▶ **Your task**
Can you reproduce the data beneath, keeping every line exact?

========

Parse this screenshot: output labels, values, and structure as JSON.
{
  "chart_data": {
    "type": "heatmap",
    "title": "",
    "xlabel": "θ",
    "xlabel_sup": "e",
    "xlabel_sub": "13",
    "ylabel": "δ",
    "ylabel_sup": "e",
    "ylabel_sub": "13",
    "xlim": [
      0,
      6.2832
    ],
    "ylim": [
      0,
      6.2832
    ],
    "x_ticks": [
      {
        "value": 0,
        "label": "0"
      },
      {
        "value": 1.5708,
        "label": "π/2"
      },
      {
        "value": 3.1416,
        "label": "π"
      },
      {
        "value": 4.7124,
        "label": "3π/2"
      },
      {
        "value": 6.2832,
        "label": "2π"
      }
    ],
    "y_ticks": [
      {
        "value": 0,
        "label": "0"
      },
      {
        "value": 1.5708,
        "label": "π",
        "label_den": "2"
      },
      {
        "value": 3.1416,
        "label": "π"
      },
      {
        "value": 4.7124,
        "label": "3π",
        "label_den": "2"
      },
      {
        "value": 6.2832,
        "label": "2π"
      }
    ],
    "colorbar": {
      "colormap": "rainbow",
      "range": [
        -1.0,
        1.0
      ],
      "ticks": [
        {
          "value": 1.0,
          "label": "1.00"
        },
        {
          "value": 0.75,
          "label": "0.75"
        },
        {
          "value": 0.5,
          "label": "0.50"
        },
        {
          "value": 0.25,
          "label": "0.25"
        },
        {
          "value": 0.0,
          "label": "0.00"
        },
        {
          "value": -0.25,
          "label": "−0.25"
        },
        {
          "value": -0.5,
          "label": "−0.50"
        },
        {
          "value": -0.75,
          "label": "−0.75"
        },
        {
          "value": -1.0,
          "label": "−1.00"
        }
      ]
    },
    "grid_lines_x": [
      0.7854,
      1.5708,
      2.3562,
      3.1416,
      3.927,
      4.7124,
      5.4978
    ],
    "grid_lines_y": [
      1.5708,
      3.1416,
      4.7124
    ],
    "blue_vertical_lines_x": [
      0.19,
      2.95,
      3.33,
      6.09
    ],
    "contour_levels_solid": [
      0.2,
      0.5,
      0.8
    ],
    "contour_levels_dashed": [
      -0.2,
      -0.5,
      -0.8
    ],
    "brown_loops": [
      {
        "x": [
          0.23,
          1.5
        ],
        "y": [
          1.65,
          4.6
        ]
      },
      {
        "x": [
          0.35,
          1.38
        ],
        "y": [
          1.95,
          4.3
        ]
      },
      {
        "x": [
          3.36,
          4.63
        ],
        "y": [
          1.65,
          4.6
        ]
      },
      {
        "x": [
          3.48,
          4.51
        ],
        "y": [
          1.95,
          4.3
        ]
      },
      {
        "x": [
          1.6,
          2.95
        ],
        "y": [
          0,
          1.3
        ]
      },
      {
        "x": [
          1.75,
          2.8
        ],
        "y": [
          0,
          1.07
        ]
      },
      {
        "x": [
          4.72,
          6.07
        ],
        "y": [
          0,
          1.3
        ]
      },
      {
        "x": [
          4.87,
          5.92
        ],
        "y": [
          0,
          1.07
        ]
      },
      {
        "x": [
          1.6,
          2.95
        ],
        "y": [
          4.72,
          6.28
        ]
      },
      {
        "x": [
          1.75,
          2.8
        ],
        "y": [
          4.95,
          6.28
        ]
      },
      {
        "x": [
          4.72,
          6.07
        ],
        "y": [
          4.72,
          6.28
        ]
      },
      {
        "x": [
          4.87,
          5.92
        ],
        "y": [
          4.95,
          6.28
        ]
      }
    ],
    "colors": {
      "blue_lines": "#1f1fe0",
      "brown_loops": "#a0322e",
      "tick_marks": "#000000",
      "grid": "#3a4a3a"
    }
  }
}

========

▶ **Result for this exercise**
Parse this screenshot: output labels, values, and structure as JSON.
{
  "chart_data": {
    "type": "heatmap",
    "title": "",
    "xlabel": "θ",
    "xlabel_sup": "e",
    "xlabel_sub": "13",
    "ylabel": "δ",
    "ylabel_sup": "e",
    "ylabel_sub": "13",
    "xlim": [
      0,
      6.2832
    ],
    "ylim": [
      0,
      6.2832
    ],
    "x_ticks": [
      {
        "value": 0,
        "label": "0"
      },
      {
        "value": 1.5708,
        "label": "π/2"
      },
      {
        "value": 3.1416,
        "label": "π"
      },
      {
        "value": 4.7124,
        "label": "3π/2"
      },
      {
        "value": 6.2832,
        "label": "2π"
      }
    ],
    "y_ticks": [
      {
        "value": 0,
        "label": "0"
      },
      {
        "value": 1.5708,
        "label": "π",
        "label_den": "2"
      },
      {
        "value": 3.1416,
        "label": "π"
      },
      {
        "value": 4.7124,
        "label": "3π",
        "label_den": "2"
      },
      {
        "value": 6.2832,
        "label": "2π"
      }
    ],
    "colorbar": {
      "colormap": "rainbow",
      "range": [
        -1.0,
        1.0
      ],
      "ticks": [
        {
          "value": 1.0,
          "label": "1.00"
        },
        {
          "value": 0.75,
          "label": "0.75"
        },
        {
          "value": 0.5,
          "label": "0.50"
        },
        {
          "value": 0.25,
          "label": "0.25"
        },
        {
          "value": 0.0,
          "label": "0.00"
        },
        {
          "value": -0.25,
          "label": "−0.25"
        },
        {
          "value": -0.5,
          "label": "−0.50"
        },
        {
          "value": -0.75,
          "label": "−0.75"
        },
        {
          "value": -1.0,
          "label": "−1.00"
        }
      ]
    },
    "grid_lines_x": [
      0.7854,
      1.5708,
      2.3562,
      3.1416,
      3.927,
      4.7124,
      5.4978
    ],
    "grid_lines_y": [
      1.5708,
      3.1416,
      4.7124
    ],
    "blue_vertical_lines_x": [
      0.19,
      2.95,
      3.33,
      6.09
    ],
    "contour_levels_solid": [
      0.2,
      0.5,
      0.8
    ],
    "contour_levels_dashed": [
      -0.2,
      -0.5,
      -0.8
    ],
    "brown_loops": [
      {
        "x": [
          0.23,
          1.5
        ],
        "y": [
          1.65,
          4.6
        ]
      },
      {
        "x": [
          0.35,
          1.38
        ],
        "y": [
          1.95,
          4.3
        ]
      },
      {
        "x": [
          3.36,
          4.63
        ],
        "y": [
          1.65,
          4.6
        ]
      },
      {
        "x": [
          3.48,
          4.51
        ],
        "y": [
          1.95,
          4.3
        ]
      },
      {
        "x": [
          1.6,
          2.95
        ],
        "y": [
          0,
          1.3
        ]
      },
      {
        "x": [
          1.75,
          2.8
        ],
        "y": [
          0,
          1.07
        ]
      },
      {
        "x": [
          4.72,
          6.07
        ],
        "y": [
          0,
          1.3
        ]
      },
      {
        "x": [
          4.87,
          5.92
        ],
        "y": [
          0,
          1.07
        ]
      },
      {
        "x": [
          1.6,
          2.95
        ],
        "y": [
          4.72,
          6.28
        ]
      },
      {
        "x": [
          1.75,
          2.8
        ],
        "y": [
          4.95,
          6.28
        ]
      },
      {
        "x": [
          4.72,
          6.07
        ],
        "y": [
          4.72,
          6.28
        ]
      },
      {
        "x": [
          4.87,
          5.92
        ],
        "y": [
          4.95,
          6.28
        ]
      }
    ],
    "colors": {
      "blue_lines": "#1f1fe0",
      "brown_loops": "#a0322e",
      "tick_marks": "#000000",
      "grid": "#3a4a3a"
    }
  }
}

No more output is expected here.